• **RECORD SET**

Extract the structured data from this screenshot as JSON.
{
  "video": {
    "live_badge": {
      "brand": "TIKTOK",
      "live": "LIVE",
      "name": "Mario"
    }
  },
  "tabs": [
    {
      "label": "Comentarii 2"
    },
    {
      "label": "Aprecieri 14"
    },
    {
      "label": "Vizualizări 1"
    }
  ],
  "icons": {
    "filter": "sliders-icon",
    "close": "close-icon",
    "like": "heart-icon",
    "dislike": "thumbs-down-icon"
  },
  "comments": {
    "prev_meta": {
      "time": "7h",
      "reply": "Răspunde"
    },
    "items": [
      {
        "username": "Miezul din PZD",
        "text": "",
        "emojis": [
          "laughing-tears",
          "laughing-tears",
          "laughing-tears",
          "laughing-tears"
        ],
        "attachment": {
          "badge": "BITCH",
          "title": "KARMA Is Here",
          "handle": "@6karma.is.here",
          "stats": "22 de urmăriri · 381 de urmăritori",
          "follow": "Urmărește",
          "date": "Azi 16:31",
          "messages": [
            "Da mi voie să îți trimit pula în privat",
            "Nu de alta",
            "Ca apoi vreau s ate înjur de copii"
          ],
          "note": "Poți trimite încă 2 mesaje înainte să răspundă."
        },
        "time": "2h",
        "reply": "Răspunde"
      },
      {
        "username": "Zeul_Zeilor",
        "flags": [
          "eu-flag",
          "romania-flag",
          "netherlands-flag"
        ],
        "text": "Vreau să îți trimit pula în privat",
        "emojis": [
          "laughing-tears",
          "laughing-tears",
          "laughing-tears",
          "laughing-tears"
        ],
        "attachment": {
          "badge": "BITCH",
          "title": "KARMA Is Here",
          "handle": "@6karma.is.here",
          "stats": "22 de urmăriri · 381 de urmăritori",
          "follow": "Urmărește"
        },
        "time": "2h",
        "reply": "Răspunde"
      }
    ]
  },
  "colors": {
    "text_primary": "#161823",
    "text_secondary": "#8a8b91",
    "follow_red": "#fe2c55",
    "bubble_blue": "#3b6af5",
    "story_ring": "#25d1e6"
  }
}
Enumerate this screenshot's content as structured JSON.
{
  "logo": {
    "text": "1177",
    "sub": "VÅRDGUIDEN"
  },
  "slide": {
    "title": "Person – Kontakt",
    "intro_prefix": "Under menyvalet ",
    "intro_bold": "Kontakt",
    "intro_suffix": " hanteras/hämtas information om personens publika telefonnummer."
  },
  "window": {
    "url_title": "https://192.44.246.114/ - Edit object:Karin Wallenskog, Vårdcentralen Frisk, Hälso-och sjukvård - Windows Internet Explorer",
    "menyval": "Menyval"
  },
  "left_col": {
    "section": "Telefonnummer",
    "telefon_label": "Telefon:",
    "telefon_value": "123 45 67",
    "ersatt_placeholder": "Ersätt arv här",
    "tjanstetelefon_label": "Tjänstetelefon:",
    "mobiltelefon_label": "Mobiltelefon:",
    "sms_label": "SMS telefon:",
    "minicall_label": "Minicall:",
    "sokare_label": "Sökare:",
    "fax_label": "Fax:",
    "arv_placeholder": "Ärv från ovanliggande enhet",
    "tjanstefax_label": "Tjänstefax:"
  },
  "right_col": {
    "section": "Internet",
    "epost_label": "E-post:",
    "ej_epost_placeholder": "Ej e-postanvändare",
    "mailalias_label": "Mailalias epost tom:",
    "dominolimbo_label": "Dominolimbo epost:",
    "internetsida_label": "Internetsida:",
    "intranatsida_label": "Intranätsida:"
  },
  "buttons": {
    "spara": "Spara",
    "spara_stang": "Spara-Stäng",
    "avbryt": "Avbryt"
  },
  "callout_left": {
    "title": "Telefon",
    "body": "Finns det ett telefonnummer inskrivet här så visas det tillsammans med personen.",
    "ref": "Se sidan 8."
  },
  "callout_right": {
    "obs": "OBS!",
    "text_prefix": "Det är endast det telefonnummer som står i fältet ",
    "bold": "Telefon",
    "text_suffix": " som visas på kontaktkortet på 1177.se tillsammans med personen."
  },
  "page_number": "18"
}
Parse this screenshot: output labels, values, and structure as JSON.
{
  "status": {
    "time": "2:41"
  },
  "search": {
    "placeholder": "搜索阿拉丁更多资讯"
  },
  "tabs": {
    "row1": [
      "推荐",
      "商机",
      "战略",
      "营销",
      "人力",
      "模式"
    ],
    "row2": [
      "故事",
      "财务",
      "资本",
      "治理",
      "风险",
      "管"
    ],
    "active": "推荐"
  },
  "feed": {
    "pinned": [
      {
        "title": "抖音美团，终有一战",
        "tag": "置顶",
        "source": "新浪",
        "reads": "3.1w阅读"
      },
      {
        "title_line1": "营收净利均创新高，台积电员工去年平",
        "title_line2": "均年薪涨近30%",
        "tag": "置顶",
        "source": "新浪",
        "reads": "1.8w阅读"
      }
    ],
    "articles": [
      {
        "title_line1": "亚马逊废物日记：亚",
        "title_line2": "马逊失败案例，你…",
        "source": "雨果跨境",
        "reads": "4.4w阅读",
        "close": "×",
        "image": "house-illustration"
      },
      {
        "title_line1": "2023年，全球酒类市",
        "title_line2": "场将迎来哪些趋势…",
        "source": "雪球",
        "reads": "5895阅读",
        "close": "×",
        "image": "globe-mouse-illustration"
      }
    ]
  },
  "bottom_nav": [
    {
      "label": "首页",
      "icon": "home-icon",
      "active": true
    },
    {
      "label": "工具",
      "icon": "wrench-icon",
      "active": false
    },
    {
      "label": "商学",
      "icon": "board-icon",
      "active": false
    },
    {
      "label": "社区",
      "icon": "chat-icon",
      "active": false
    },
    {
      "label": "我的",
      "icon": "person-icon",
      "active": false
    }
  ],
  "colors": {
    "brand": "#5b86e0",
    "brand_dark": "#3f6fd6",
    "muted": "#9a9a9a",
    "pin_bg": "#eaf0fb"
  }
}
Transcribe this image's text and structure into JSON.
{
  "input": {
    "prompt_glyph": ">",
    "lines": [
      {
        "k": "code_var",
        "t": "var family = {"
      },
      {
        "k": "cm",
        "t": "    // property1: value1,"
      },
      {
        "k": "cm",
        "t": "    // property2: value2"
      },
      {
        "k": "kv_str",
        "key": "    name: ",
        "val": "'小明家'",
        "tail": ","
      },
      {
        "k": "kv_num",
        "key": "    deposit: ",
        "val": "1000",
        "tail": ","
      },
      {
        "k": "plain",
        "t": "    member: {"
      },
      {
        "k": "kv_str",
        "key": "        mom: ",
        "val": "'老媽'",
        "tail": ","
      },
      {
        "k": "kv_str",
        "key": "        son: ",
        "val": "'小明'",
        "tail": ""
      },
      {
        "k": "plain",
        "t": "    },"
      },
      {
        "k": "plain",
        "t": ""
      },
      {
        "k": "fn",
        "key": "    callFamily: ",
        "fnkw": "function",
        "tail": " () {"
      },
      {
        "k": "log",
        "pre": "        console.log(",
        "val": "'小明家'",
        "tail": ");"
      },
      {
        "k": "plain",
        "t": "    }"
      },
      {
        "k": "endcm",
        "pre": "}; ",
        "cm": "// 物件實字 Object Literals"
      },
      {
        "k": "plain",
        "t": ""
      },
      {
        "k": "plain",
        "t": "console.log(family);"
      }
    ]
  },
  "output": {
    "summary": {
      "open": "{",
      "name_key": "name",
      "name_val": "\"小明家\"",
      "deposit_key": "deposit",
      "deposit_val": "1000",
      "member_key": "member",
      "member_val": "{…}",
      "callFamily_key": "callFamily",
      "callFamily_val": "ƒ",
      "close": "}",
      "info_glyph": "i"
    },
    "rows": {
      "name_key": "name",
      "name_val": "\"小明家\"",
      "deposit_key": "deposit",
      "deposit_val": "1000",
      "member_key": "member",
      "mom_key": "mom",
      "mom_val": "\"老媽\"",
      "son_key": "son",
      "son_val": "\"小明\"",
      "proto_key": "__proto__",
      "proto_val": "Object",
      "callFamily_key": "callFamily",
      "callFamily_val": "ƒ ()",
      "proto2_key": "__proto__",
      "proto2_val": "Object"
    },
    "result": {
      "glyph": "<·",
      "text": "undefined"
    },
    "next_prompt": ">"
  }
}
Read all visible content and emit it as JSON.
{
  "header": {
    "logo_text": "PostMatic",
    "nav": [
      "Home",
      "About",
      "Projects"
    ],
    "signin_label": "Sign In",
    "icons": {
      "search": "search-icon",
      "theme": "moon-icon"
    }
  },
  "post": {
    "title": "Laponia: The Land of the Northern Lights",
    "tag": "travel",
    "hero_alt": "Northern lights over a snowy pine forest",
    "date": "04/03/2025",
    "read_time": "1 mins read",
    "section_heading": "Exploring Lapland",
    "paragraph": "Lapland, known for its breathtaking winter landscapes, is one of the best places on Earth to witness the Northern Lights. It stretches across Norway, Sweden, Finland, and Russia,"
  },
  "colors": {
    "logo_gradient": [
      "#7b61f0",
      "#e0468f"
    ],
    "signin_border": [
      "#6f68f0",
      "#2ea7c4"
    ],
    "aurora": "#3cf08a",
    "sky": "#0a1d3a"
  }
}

• **SET EXERCISE**
Retype nothing except the lines from the line holding "Read all visible content and emit it as JSON." through the last line of the entries, both included.

• **PROBLEM SOLUTION**
Read all visible content and emit it as JSON.
{
  "header": {
    "logo_text": "PostMatic",
    "nav": [
      "Home",
      "About",
      "Projects"
    ],
    "signin_label": "Sign In",
    "icons": {
      "search": "search-icon",
      "theme": "moon-icon"
    }
  },
  "post": {
    "title": "Laponia: The Land of the Northern Lights",
    "tag": "travel",
    "hero_alt": "Northern lights over a snowy pine forest",
    "date": "04/03/2025",
    "read_time": "1 mins read",
    "section_heading": "Exploring Lapland",
    "paragraph": "Lapland, known for its breathtaking winter landscapes, is one of the best places on Earth to witness the Northern Lights. It stretches across Norway, Sweden, Finland, and Russia,"
  },
  "colors": {
    "logo_gradient": [
      "#7b61f0",
      "#e0468f"
    ],
    "signin_border": [
      "#6f68f0",
      "#2ea7c4"
    ],
    "aurora": "#3cf08a",
    "sky": "#0a1d3a"
  }
}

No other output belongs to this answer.